• Problem statement
Filter these entries so that only lines with the word "more" remain.

• Raw records
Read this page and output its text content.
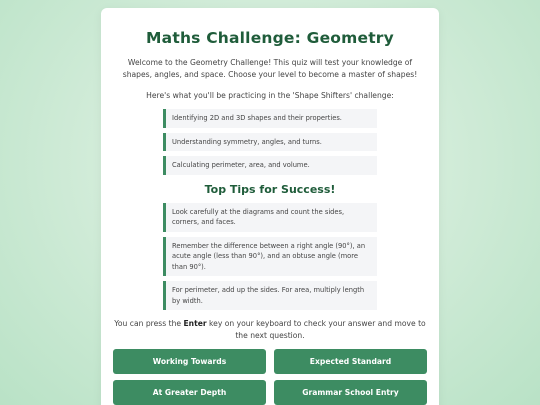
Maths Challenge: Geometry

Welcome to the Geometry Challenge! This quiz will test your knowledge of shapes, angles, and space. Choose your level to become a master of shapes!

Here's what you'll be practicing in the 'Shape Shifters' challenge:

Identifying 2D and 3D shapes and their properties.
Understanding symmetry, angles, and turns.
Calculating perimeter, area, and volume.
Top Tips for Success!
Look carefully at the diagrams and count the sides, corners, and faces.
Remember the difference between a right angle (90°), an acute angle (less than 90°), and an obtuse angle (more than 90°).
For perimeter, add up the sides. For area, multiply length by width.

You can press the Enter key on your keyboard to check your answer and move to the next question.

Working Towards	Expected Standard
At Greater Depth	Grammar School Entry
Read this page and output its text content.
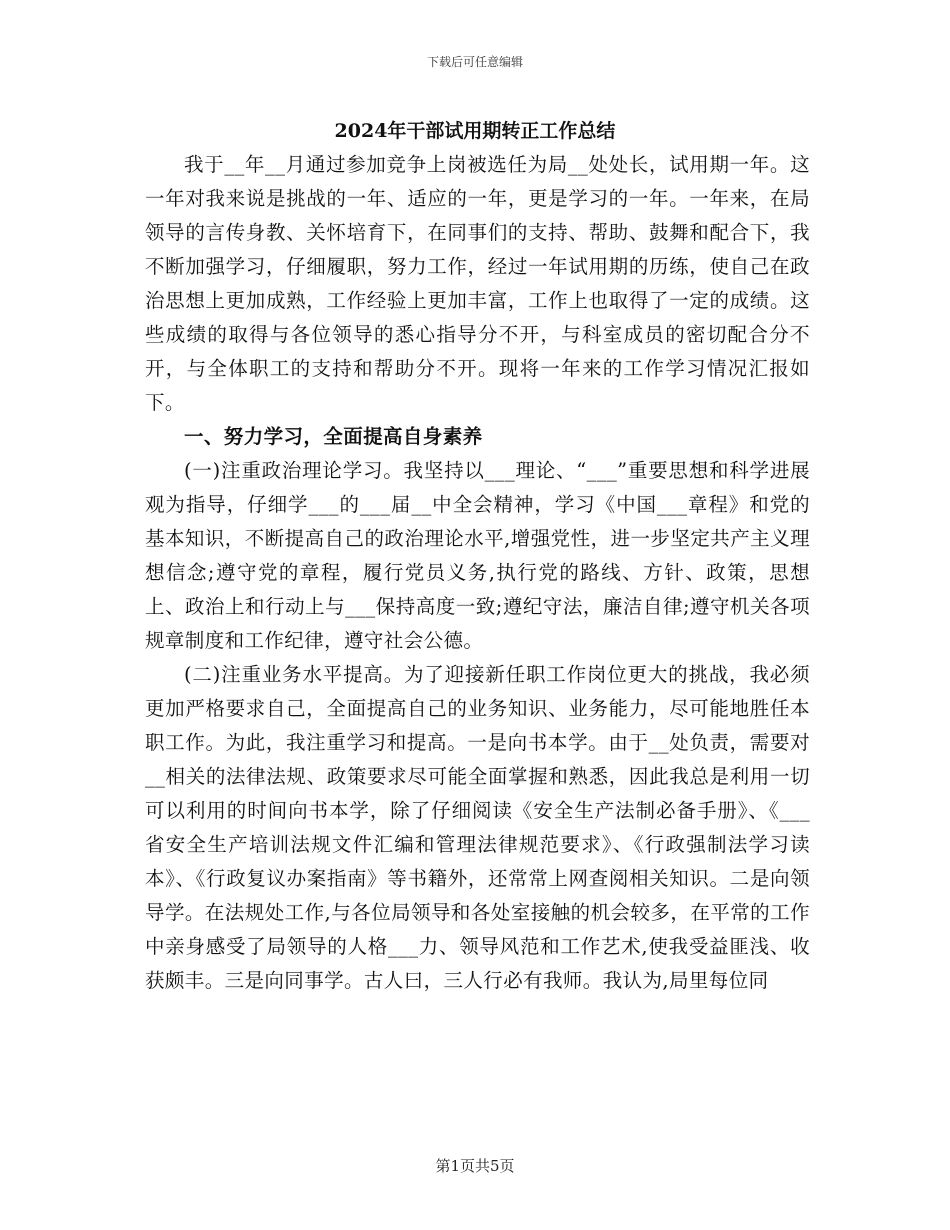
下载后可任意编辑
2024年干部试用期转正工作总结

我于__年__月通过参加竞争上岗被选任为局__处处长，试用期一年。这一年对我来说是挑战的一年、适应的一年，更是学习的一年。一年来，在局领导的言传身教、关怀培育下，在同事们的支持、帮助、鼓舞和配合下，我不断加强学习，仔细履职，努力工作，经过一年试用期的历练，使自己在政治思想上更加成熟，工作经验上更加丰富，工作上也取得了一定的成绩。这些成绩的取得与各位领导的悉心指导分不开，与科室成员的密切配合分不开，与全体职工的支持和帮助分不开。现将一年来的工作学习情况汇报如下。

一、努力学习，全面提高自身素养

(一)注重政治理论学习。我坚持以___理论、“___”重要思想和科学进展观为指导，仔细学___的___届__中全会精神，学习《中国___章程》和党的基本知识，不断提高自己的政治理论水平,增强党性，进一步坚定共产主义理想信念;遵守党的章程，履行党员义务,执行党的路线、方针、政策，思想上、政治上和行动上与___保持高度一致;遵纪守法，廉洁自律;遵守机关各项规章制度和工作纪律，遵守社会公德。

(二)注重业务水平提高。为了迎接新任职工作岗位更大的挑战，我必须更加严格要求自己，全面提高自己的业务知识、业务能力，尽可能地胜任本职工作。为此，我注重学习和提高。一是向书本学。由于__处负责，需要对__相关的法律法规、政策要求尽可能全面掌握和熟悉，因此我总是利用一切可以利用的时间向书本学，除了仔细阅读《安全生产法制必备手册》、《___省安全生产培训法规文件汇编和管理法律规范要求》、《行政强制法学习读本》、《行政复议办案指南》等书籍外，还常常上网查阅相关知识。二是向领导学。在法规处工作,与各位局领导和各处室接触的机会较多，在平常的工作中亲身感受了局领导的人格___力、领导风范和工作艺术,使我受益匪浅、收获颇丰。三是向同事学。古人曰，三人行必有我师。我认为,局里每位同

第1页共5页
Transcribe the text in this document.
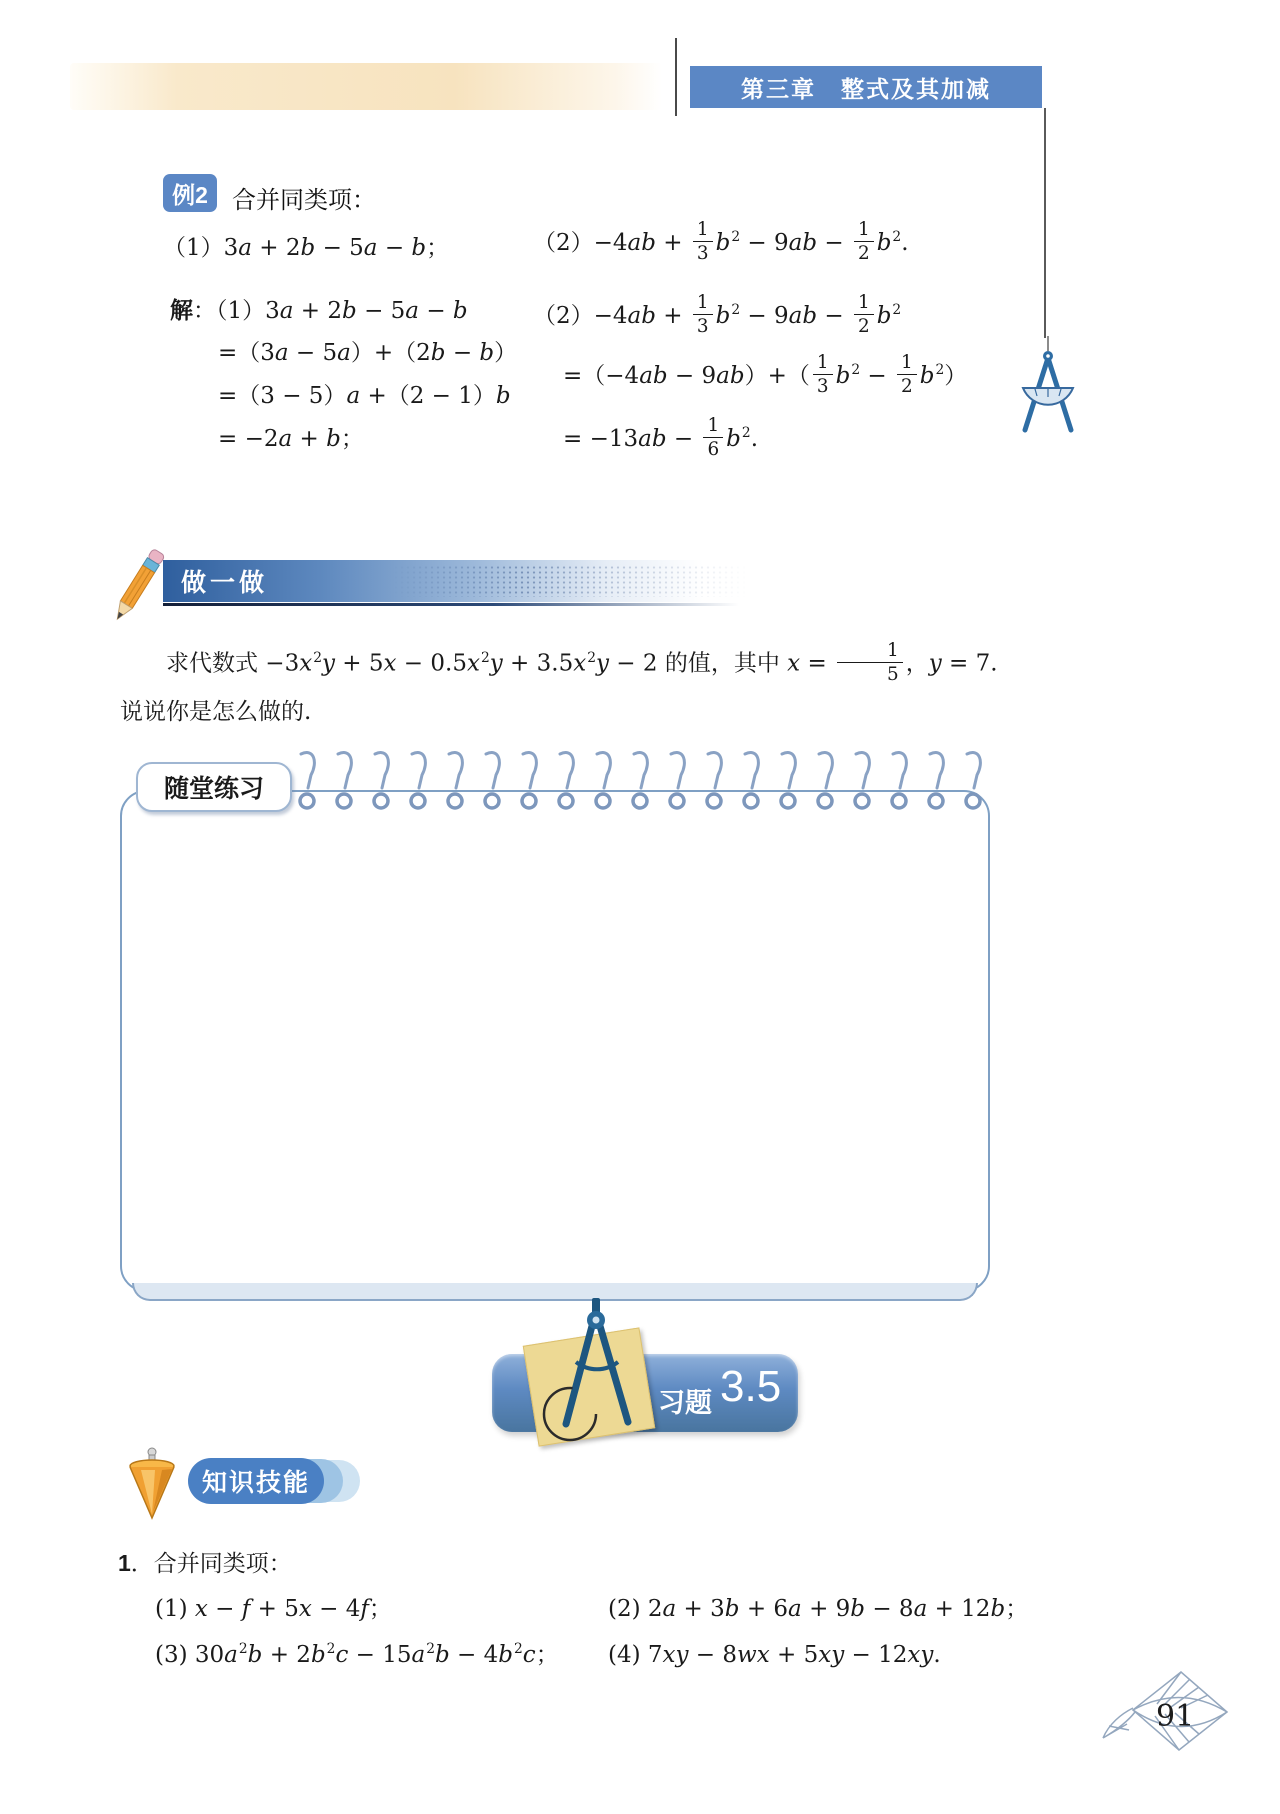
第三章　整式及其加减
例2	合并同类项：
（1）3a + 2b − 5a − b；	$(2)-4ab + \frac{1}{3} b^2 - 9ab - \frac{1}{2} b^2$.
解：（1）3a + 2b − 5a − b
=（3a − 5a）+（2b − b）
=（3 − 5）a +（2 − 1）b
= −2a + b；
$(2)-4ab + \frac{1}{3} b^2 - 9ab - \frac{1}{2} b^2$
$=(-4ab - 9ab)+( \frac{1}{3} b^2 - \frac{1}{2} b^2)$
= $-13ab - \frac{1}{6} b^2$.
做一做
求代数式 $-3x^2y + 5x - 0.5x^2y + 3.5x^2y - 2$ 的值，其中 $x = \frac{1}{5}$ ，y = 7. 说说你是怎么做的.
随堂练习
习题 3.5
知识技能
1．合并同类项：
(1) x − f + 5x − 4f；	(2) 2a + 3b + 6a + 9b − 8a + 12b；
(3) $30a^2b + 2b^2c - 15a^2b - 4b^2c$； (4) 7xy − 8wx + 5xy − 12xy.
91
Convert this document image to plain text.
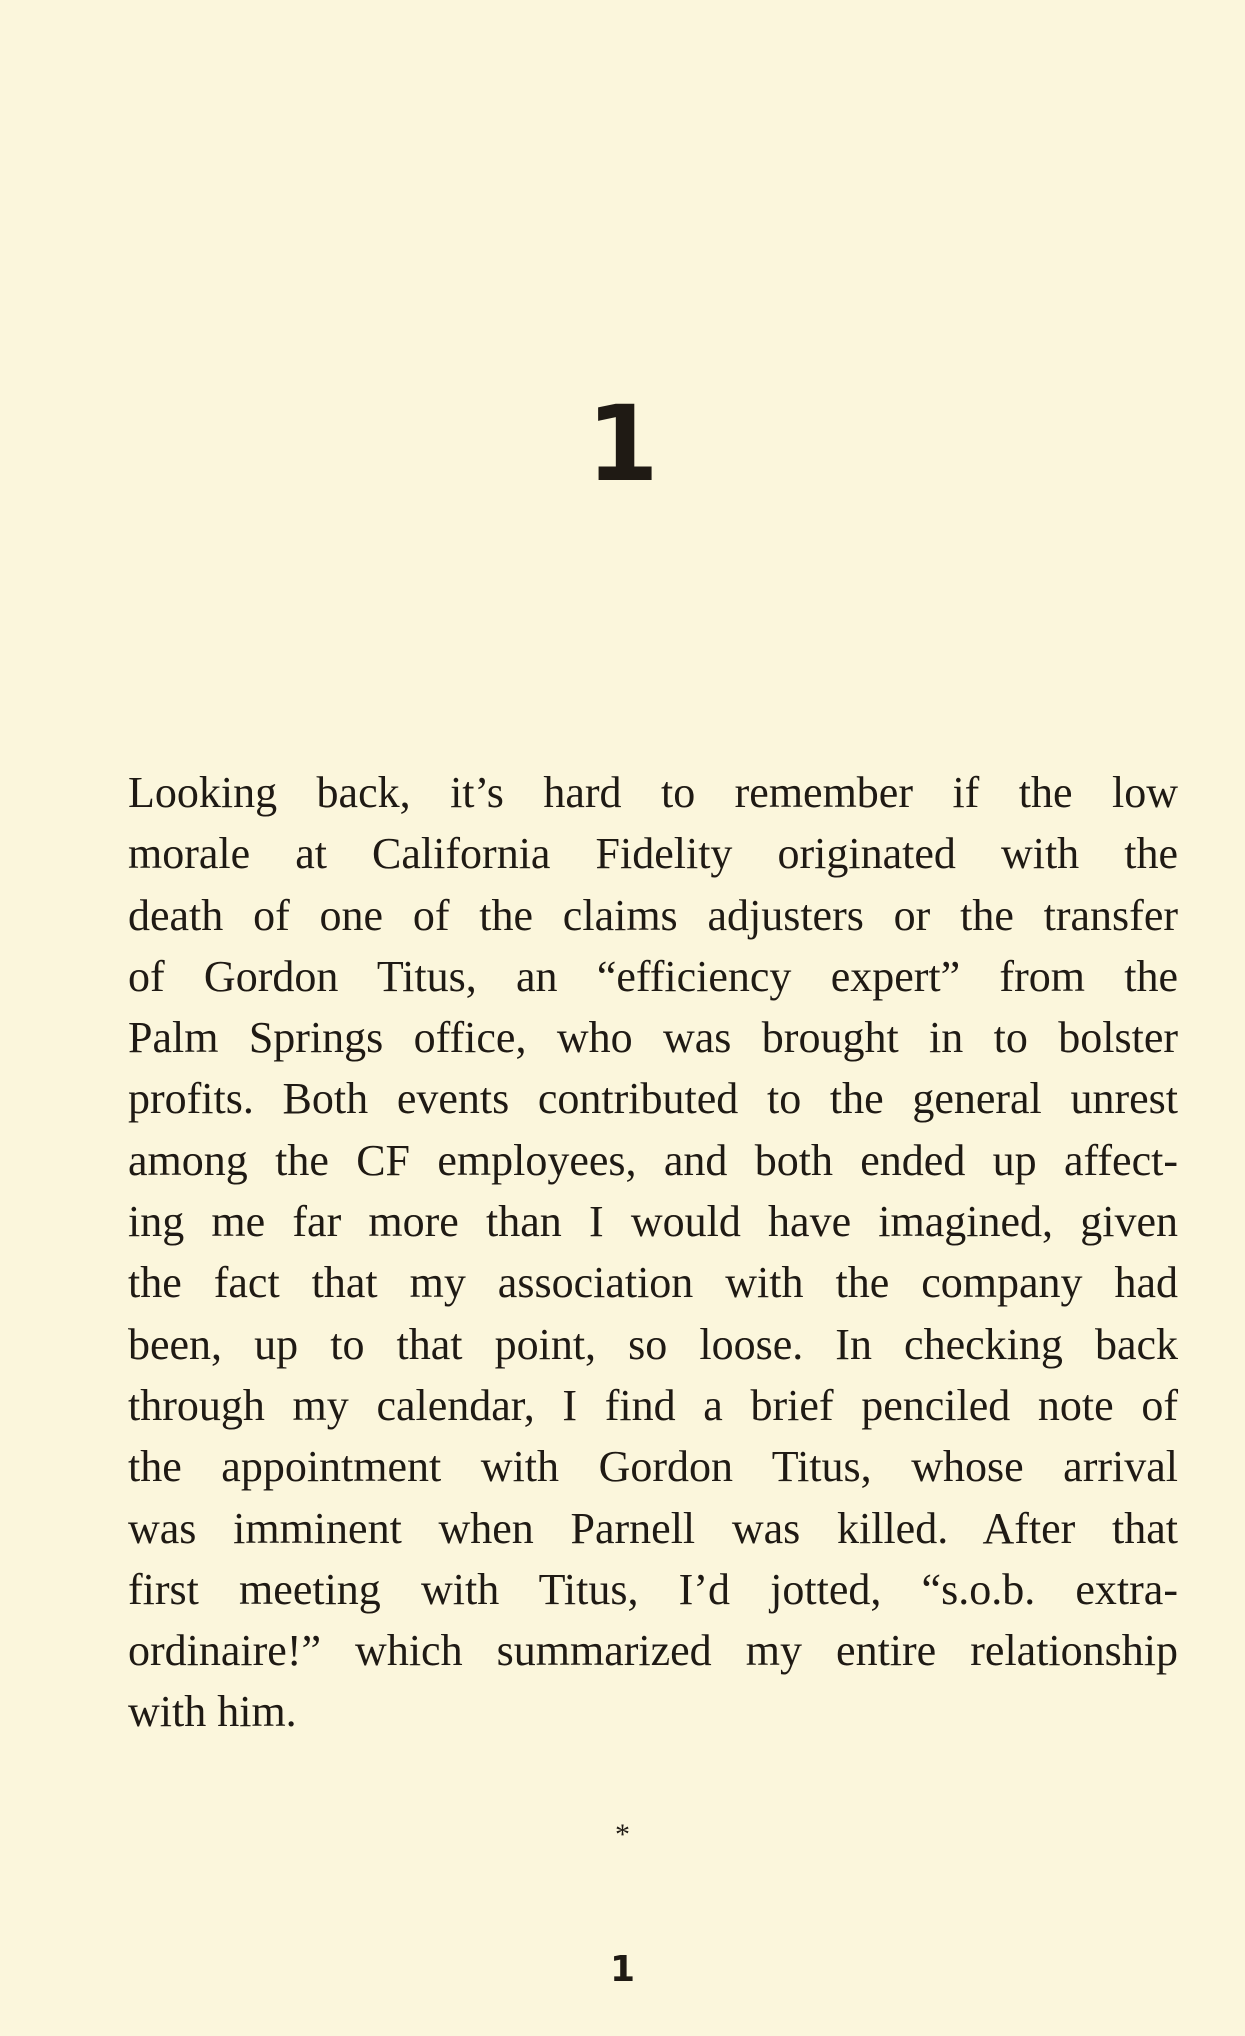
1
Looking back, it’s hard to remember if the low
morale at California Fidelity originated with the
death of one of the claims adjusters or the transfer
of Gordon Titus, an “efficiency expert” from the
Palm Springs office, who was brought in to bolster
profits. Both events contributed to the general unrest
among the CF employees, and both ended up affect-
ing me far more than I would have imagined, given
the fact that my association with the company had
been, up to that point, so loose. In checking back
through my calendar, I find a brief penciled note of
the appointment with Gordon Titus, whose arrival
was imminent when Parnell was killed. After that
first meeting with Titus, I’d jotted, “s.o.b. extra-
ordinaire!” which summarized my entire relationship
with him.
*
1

• Response for this exercise
Remember the difference between a right angle (90°), an acute angle (less than 90°), and an obtuse angle (more than 90°).
ing me far more than I would have imagined, given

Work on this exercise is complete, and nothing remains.